* START *

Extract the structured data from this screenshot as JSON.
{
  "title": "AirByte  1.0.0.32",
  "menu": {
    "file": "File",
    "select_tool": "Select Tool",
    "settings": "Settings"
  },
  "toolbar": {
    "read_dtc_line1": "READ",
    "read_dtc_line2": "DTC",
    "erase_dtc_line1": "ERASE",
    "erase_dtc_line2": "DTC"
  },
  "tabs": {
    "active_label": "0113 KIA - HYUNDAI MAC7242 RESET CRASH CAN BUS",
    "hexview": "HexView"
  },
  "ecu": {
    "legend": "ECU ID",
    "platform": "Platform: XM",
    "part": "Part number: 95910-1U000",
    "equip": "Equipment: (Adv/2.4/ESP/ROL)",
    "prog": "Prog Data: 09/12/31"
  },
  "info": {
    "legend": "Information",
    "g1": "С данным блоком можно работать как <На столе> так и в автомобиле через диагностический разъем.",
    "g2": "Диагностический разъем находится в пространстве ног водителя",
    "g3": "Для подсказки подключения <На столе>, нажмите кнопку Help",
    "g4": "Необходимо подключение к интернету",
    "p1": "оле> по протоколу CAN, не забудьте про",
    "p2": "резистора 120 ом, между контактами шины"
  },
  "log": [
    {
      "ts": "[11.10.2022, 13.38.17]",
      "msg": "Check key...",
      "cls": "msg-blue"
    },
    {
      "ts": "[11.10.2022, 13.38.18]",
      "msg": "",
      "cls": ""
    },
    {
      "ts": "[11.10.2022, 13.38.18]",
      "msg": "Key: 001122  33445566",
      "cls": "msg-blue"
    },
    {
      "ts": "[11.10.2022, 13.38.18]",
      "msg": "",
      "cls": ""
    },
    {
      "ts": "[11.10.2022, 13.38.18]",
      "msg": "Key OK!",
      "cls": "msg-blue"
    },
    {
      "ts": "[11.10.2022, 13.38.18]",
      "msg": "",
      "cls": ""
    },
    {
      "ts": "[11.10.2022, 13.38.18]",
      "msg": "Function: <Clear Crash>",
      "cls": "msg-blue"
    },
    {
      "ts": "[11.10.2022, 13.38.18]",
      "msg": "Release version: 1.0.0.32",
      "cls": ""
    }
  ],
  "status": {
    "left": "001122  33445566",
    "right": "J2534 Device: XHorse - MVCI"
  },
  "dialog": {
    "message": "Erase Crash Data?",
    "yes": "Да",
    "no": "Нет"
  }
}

* END *

**WRITTEN INSTRUCTION**
Reproduce each line of the material above precisely.

**EXERCISE RESPONSE**
Extract the structured data from this screenshot as JSON.
{
  "title": "AirByte  1.0.0.32",
  "menu": {
    "file": "File",
    "select_tool": "Select Tool",
    "settings": "Settings"
  },
  "toolbar": {
    "read_dtc_line1": "READ",
    "read_dtc_line2": "DTC",
    "erase_dtc_line1": "ERASE",
    "erase_dtc_line2": "DTC"
  },
  "tabs": {
    "active_label": "0113 KIA - HYUNDAI MAC7242 RESET CRASH CAN BUS",
    "hexview": "HexView"
  },
  "ecu": {
    "legend": "ECU ID",
    "platform": "Platform: XM",
    "part": "Part number: 95910-1U000",
    "equip": "Equipment: (Adv/2.4/ESP/ROL)",
    "prog": "Prog Data: 09/12/31"
  },
  "info": {
    "legend": "Information",
    "g1": "С данным блоком можно работать как <На столе> так и в автомобиле через диагностический разъем.",
    "g2": "Диагностический разъем находится в пространстве ног водителя",
    "g3": "Для подсказки подключения <На столе>, нажмите кнопку Help",
    "g4": "Необходимо подключение к интернету",
    "p1": "оле> по протоколу CAN, не забудьте про",
    "p2": "резистора 120 ом, между контактами шины"
  },
  "log": [
    {
      "ts": "[11.10.2022, 13.38.17]",
      "msg": "Check key...",
      "cls": "msg-blue"
    },
    {
      "ts": "[11.10.2022, 13.38.18]",
      "msg": "",
      "cls": ""
    },
    {
      "ts": "[11.10.2022, 13.38.18]",
      "msg": "Key: 001122  33445566",
      "cls": "msg-blue"
    },
    {
      "ts": "[11.10.2022, 13.38.18]",
      "msg": "",
      "cls": ""
    },
    {
      "ts": "[11.10.2022, 13.38.18]",
      "msg": "Key OK!",
      "cls": "msg-blue"
    },
    {
      "ts": "[11.10.2022, 13.38.18]",
      "msg": "",
      "cls": ""
    },
    {
      "ts": "[11.10.2022, 13.38.18]",
      "msg": "Function: <Clear Crash>",
      "cls": "msg-blue"
    },
    {
      "ts": "[11.10.2022, 13.38.18]",
      "msg": "Release version: 1.0.0.32",
      "cls": ""
    }
  ],
  "status": {
    "left": "001122  33445566",
    "right": "J2534 Device: XHorse - MVCI"
  },
  "dialog": {
    "message": "Erase Crash Data?",
    "yes": "Да",
    "no": "Нет"
  }
}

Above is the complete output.